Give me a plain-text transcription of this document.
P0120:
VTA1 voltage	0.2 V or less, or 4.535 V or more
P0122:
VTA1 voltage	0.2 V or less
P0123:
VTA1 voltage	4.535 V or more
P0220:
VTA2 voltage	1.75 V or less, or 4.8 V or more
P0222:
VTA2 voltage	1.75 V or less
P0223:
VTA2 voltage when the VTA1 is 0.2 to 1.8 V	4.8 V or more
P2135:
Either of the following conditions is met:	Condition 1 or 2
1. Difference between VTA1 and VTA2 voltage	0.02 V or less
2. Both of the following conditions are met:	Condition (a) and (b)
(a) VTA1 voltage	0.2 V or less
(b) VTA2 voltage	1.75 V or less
++++++++
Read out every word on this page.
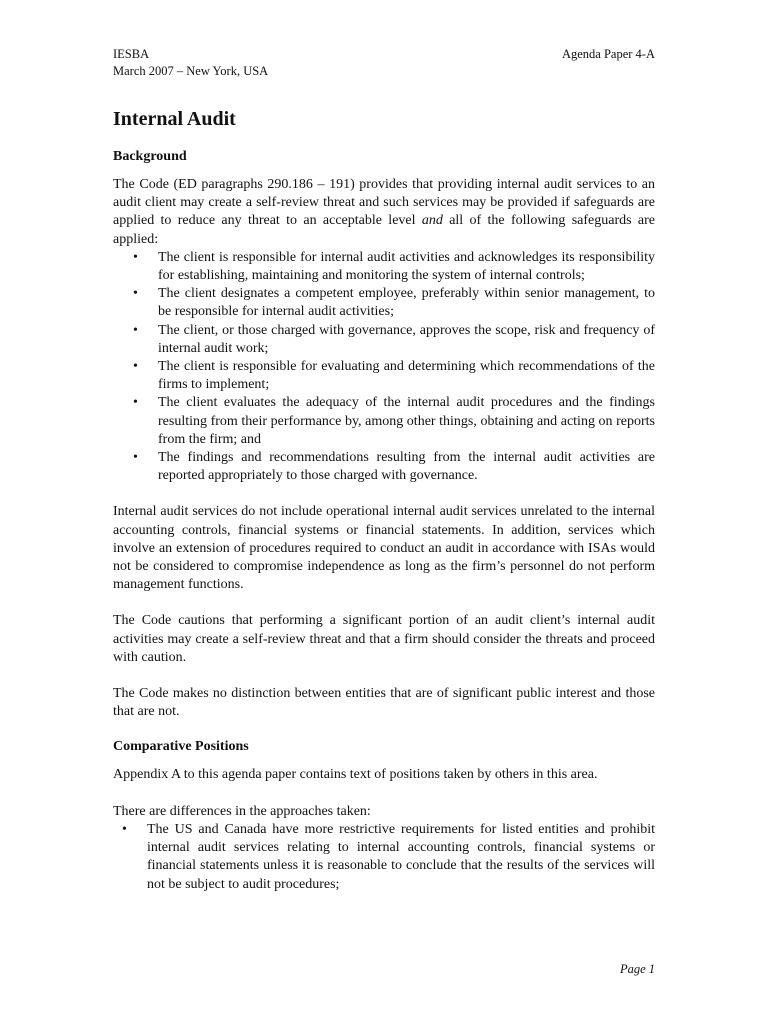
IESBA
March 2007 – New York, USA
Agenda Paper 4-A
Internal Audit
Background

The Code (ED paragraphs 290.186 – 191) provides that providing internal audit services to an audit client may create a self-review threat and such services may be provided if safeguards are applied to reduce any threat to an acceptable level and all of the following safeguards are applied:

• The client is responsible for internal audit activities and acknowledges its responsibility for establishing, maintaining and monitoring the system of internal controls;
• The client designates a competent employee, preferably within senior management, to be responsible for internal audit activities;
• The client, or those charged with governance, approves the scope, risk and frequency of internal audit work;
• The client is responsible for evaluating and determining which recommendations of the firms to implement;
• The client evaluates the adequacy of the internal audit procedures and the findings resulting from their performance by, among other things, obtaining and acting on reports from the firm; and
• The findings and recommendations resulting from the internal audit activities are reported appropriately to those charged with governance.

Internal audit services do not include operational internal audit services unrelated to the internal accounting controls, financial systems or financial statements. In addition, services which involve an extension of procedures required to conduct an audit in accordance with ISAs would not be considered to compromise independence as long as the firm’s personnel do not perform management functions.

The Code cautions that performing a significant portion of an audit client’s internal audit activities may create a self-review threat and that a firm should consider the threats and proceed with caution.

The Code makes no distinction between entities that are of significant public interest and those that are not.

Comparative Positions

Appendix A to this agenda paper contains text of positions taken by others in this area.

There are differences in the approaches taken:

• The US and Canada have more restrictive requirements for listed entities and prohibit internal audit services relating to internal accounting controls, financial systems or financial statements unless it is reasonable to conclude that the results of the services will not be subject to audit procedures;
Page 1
++++++++
> Written request
Gather every line from the listing above in which "resulting" appears, and copy those lines.

> Full output
• The client evaluates the adequacy of the internal audit procedures and the findings resulting from their performance by, among other things, obtaining and acting on reports from the firm; and
• The findings and recommendations resulting from the internal audit activities are reported appropriately to those charged with governance.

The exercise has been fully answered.